What to do ▸
Within the records, which lines hold the string "Ultramariini"? Report each one by copying it.
Listed entries Block Start
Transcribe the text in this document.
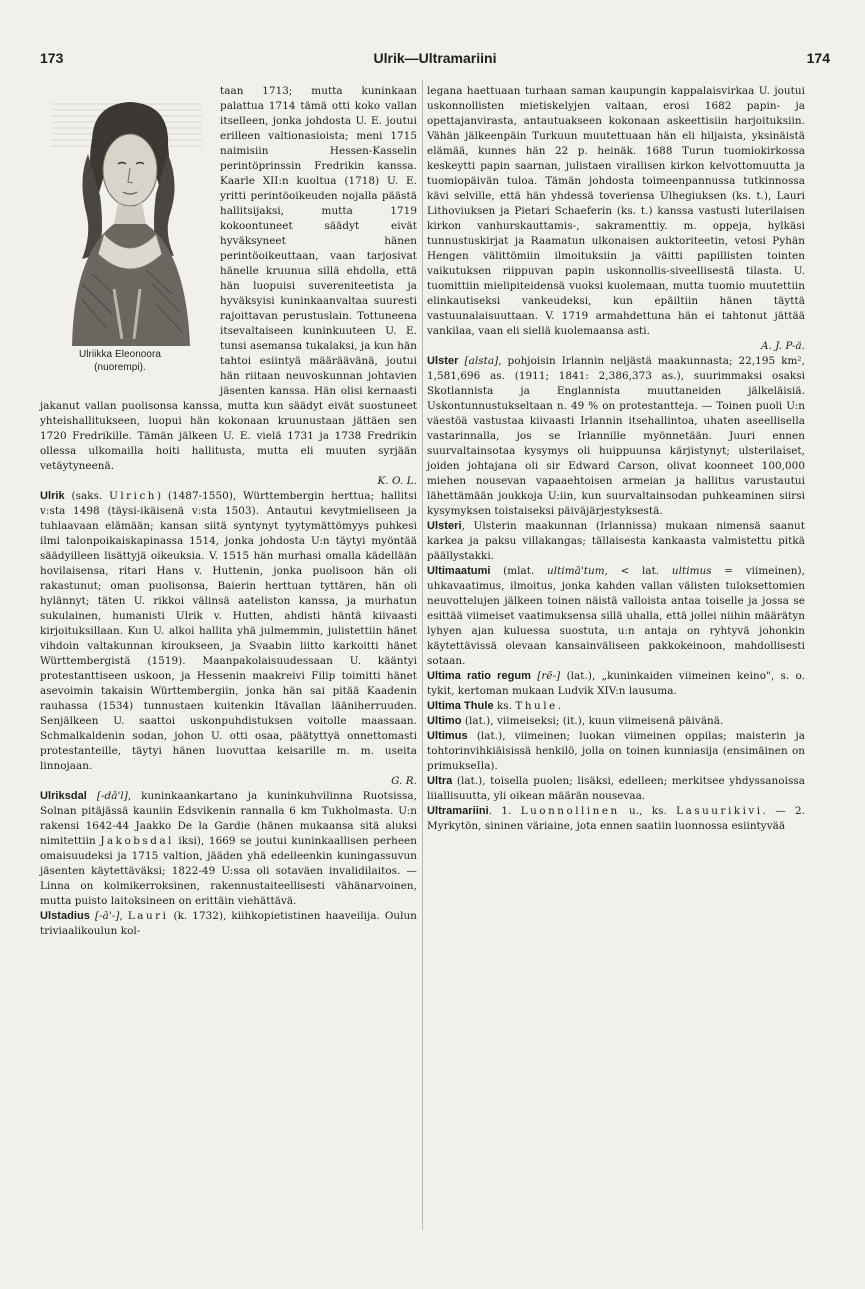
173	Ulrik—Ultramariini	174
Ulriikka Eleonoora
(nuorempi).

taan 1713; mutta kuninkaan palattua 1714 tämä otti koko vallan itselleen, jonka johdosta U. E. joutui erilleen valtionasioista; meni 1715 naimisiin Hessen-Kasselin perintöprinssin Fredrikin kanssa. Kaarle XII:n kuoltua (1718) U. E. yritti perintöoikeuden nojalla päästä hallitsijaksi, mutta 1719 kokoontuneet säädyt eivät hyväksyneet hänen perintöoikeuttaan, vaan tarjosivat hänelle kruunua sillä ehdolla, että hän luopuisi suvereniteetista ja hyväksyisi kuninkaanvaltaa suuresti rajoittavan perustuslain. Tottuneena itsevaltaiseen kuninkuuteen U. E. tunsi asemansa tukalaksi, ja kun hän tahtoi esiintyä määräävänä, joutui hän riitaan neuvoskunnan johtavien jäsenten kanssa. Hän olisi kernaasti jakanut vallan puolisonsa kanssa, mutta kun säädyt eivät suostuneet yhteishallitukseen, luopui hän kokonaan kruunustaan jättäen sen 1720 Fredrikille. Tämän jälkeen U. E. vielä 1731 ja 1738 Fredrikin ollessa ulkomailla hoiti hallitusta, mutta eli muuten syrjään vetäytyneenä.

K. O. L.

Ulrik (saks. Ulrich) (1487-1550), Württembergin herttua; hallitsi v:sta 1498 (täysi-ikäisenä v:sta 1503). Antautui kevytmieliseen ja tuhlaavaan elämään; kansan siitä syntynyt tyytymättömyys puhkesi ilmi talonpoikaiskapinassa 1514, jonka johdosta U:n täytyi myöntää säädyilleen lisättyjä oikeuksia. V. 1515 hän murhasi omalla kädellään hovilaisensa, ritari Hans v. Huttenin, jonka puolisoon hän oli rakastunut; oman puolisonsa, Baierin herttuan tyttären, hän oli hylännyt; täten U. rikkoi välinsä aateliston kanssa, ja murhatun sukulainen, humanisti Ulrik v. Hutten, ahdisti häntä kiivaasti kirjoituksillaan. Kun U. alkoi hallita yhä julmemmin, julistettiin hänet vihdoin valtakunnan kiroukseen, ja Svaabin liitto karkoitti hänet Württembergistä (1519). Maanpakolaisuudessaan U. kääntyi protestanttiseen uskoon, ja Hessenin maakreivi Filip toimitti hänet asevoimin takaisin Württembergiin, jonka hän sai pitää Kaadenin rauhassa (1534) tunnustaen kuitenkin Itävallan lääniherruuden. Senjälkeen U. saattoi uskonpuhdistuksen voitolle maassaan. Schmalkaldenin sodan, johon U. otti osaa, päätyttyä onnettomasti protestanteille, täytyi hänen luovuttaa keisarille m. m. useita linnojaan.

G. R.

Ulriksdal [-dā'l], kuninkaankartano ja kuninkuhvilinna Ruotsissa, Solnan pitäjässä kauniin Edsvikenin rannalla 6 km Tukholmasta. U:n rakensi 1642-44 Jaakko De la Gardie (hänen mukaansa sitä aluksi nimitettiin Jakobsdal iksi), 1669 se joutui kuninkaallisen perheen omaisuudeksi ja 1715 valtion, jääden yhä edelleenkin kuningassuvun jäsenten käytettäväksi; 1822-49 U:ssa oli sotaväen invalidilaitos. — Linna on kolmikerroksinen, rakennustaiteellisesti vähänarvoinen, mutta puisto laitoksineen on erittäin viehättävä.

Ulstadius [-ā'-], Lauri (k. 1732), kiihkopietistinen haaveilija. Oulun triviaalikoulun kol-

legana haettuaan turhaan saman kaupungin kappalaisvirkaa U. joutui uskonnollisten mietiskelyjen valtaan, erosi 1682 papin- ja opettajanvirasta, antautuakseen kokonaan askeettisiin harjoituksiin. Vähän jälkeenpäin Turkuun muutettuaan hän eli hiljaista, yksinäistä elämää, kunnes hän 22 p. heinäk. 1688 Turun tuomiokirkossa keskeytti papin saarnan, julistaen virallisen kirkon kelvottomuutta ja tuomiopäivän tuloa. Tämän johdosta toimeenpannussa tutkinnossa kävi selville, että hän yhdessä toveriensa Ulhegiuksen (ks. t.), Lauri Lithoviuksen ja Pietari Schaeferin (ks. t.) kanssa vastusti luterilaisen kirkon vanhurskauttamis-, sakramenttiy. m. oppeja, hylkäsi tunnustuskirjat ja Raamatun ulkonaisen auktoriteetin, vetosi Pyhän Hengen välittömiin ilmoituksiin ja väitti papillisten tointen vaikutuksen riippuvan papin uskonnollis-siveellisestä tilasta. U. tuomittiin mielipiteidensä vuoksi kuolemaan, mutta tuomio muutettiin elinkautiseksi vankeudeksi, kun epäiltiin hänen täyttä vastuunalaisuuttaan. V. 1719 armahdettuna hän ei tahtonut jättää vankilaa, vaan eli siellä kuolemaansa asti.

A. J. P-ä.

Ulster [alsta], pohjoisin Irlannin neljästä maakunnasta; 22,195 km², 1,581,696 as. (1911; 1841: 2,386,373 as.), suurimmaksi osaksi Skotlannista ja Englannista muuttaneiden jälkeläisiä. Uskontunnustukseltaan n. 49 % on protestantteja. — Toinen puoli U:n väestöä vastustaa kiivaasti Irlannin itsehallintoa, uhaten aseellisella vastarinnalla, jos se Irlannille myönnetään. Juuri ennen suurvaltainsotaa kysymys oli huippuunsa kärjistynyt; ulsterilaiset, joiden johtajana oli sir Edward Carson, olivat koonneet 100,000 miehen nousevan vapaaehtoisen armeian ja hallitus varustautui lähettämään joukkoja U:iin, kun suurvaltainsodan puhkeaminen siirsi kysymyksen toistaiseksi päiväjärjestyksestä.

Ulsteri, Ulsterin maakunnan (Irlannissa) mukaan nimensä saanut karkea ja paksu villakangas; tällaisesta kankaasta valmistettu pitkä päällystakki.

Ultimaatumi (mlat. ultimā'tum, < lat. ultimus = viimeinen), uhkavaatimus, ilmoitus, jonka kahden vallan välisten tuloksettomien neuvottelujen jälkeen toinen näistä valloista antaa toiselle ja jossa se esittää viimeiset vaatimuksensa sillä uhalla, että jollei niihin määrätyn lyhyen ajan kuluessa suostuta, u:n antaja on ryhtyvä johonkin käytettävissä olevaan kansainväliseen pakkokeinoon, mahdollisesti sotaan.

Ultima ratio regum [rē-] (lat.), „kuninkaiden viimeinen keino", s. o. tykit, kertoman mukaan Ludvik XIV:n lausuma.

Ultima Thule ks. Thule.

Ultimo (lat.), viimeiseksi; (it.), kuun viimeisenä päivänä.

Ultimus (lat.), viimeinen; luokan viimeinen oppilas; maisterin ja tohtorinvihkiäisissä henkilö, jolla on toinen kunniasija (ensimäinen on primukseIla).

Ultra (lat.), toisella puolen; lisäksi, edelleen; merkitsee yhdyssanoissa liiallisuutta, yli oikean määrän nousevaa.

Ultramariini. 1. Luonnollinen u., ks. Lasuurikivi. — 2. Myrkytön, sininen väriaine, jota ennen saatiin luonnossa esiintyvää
Listed entries Block End
Response ▸
173	Ulrik—Ultramariini	174
Ultramariini. 1. Luonnollinen u., ks. Lasuurikivi. — 2. Myrkytön, sininen väriaine, jota ennen saatiin luonnossa esiintyvää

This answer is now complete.